[start PAGE EXTRACT]
Shale samples collected from various sources help in determining the commercial viability of the project. Factors include:

• Shale hydrocarbon content (scf/ton, bbl/ton, GIP);
• Shale maturity;
• Kerogen type (Types I and II, oil; Type III, gas);
• Shale porosity, permeability, oil, water and gas saturations; and
• Shale desorption constant or gas isotherm.

Productive shale formations
In general, a productive shale formation includes these charactertistics:
• Zone thickness of >100 ft (30.5 m);
• Well bounded, and containing hydraulic fracture energy;
• Maturation in the gas window:
r = 1.1 to 1.4;
• Good gas content > 100 scf/ton;
• High total organic content (TOC) > 3%;
• Low hydrogen content;
• Moderate clay content < 40% with very low mixed-layer component;
• Brittle composition, as indicated by a low Poisson’s Ratio and a high Young’s Modulus;
• Combination of rock fabric and reservoir and lithology features that enhance gas producibility; and (Shale evaluation tests are shown in Table 1.)

Log data requirement
A triple-combo log can be used to obtain density, gamma ray, resistivity, neutron and density porosity. A wave-sonic log should be run to obtain mechanical rock properties. An electromagnetic imaging (EMI) tool should be run to obtain natural and induced fracture direction, followed by analysis to identify sweet spots and a fracture-initiation site.
[end PAGE EXTRACT]
[start DATA LINES]
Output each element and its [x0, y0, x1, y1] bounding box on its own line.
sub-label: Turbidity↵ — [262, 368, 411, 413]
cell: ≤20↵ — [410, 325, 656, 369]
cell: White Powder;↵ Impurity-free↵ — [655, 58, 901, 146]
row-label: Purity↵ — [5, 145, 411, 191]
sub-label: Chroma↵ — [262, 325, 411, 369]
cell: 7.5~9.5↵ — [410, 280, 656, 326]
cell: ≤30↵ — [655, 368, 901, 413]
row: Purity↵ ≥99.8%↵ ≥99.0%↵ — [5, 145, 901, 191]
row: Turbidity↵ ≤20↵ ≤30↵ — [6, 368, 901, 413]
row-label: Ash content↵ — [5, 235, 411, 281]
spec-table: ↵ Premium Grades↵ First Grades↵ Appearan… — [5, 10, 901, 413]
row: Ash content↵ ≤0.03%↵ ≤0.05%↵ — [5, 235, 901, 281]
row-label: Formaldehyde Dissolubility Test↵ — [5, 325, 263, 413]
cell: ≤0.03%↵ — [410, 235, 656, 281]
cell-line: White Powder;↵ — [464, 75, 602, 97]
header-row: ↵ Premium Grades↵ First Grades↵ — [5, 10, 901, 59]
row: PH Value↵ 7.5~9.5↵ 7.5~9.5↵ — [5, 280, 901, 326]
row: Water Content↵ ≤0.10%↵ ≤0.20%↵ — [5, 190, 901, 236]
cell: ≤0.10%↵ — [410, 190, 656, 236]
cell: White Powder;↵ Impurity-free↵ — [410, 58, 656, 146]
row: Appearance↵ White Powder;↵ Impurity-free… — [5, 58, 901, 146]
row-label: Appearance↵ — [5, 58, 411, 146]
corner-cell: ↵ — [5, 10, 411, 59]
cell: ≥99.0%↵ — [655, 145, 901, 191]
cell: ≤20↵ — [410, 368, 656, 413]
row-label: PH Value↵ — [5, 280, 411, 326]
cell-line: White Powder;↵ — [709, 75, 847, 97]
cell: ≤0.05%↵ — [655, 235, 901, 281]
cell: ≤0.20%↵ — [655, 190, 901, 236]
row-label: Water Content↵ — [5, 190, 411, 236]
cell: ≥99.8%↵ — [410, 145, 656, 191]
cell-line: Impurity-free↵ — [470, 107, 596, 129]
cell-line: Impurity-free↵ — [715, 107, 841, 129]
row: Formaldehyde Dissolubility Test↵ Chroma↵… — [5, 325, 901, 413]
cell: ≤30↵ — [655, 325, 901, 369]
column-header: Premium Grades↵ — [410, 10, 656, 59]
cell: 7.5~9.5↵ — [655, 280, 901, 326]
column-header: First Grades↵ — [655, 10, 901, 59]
[end DATA LINES]
SHORT EXERCISE 1 =>
Summarize the shale evaluation excerpt in three sentences.
SHORT EXERCISE 2 =>
Write the next part of the shale evaluation excerpt, picking up after its final sentence.

EXPECTED OUTPUT 1 =>
Shale samples help determine a project's commercial viability through factors such as hydrocarbon content, maturity, kerogen type, porosity, permeability, saturations, and the desorption constant or gas isotherm. A productive shale formation generally has a zone thicker than 100 ft, gas content above 100 scf/ton, total organic content above 3%, moderate clay content below 40%, and a brittle composition. The log data come from a triple-combo log for density, gamma ray, resistivity, and porosity, a wave-sonic log for mechanical rock properties, and an electromagnetic imaging tool for fracture direction.

EXPECTED OUTPUT 2 =>
Enhancing production from shale
Re-stimulation has proved to increase recoverable reserves by 50 to 100%. Future vertical and horizontal wells are likely to be completed incorporating the capability to selectively treat, isolate and re-treat unstimulated areas along the vertical/horizontal well bore.

Stimulating vertical wells
From 1987 to 1997, the fracture design for the Barnett shale formation consisted of crosslinked gel (200,000 gal to 400,000 gal, carrying 500,000 to 2 million lb proppant). In 1998, light-sand fractures were introduced, then evolved into the large, slick-water fracture treatments now prevalent.

Current vertical stimulation designs feature (1) four or five perforation sites, 2 to 4 ft (.6 to 1.2 m) long, (2) 5 shots per foot (spf) and 60° phasing, and (3) pump rates of 1 to 2 bbl/min per perf or 20 bbl/min per initiation site. Volumes pumped are about 2,500 gal/ft, delivering 400 lb/ft of proppant.

In early phases of the life cycle, vertical wells are usually drilled and completed to help the operator characterize the reservoir. With a background of knowledge gained from drilling, fracturing and producing the vertical well, more comprehensive Phases 3 and 4 can be planned and performed profitably.

Stimulating horizontal wells
Current horizontal stimulation designs are typically:
• Two to eight stages per horizontal well bore;
• Two to four frac initiation sites per stage;
• 2 to 4 ft of perforations/site, with 6 spf, with 60° phasing;
• 20 to 30 bbl/min per frac site or 2 to 4 bbl/min per perforation; and
• Volume average 1,800 gal/ft.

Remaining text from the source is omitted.